(Dataset items)
::::::
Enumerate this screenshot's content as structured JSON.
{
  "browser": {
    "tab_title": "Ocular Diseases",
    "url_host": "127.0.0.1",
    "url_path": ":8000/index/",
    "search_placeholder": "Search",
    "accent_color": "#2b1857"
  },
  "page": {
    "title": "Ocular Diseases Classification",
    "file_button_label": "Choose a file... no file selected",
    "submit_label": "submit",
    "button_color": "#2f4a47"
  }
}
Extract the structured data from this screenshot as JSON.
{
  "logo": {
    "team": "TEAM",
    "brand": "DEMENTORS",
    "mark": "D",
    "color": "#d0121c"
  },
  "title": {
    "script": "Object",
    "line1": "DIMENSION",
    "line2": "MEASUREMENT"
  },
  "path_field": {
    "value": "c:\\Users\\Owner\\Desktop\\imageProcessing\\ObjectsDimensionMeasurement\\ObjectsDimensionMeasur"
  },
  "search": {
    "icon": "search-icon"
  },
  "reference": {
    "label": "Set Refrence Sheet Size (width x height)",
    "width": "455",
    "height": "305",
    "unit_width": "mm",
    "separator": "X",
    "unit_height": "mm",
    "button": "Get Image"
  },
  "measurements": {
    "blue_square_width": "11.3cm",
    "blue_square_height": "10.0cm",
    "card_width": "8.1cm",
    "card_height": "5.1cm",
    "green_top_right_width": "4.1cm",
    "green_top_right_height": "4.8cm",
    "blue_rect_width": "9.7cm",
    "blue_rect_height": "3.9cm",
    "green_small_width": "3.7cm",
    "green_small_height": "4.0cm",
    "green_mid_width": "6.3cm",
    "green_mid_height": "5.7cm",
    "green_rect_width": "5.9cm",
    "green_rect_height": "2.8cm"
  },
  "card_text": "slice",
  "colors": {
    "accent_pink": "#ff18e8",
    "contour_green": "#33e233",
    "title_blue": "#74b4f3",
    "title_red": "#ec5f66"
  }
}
::::::
WHAT YOU SHOULD DO: Output the listing above exactly as it appears.

SOLUTION TO THE PROBLEM:
Enumerate this screenshot's content as structured JSON.
{
  "browser": {
    "tab_title": "Ocular Diseases",
    "url_host": "127.0.0.1",
    "url_path": ":8000/index/",
    "search_placeholder": "Search",
    "accent_color": "#2b1857"
  },
  "page": {
    "title": "Ocular Diseases Classification",
    "file_button_label": "Choose a file... no file selected",
    "submit_label": "submit",
    "button_color": "#2f4a47"
  }
}
Extract the structured data from this screenshot as JSON.
{
  "logo": {
    "team": "TEAM",
    "brand": "DEMENTORS",
    "mark": "D",
    "color": "#d0121c"
  },
  "title": {
    "script": "Object",
    "line1": "DIMENSION",
    "line2": "MEASUREMENT"
  },
  "path_field": {
    "value": "c:\\Users\\Owner\\Desktop\\imageProcessing\\ObjectsDimensionMeasurement\\ObjectsDimensionMeasur"
  },
  "search": {
    "icon": "search-icon"
  },
  "reference": {
    "label": "Set Refrence Sheet Size (width x height)",
    "width": "455",
    "height": "305",
    "unit_width": "mm",
    "separator": "X",
    "unit_height": "mm",
    "button": "Get Image"
  },
  "measurements": {
    "blue_square_width": "11.3cm",
    "blue_square_height": "10.0cm",
    "card_width": "8.1cm",
    "card_height": "5.1cm",
    "green_top_right_width": "4.1cm",
    "green_top_right_height": "4.8cm",
    "blue_rect_width": "9.7cm",
    "blue_rect_height": "3.9cm",
    "green_small_width": "3.7cm",
    "green_small_height": "4.0cm",
    "green_mid_width": "6.3cm",
    "green_mid_height": "5.7cm",
    "green_rect_width": "5.9cm",
    "green_rect_height": "2.8cm"
  },
  "card_text": "slice",
  "colors": {
    "accent_pink": "#ff18e8",
    "contour_green": "#33e233",
    "title_blue": "#74b4f3",
    "title_red": "#ec5f66"
  }
}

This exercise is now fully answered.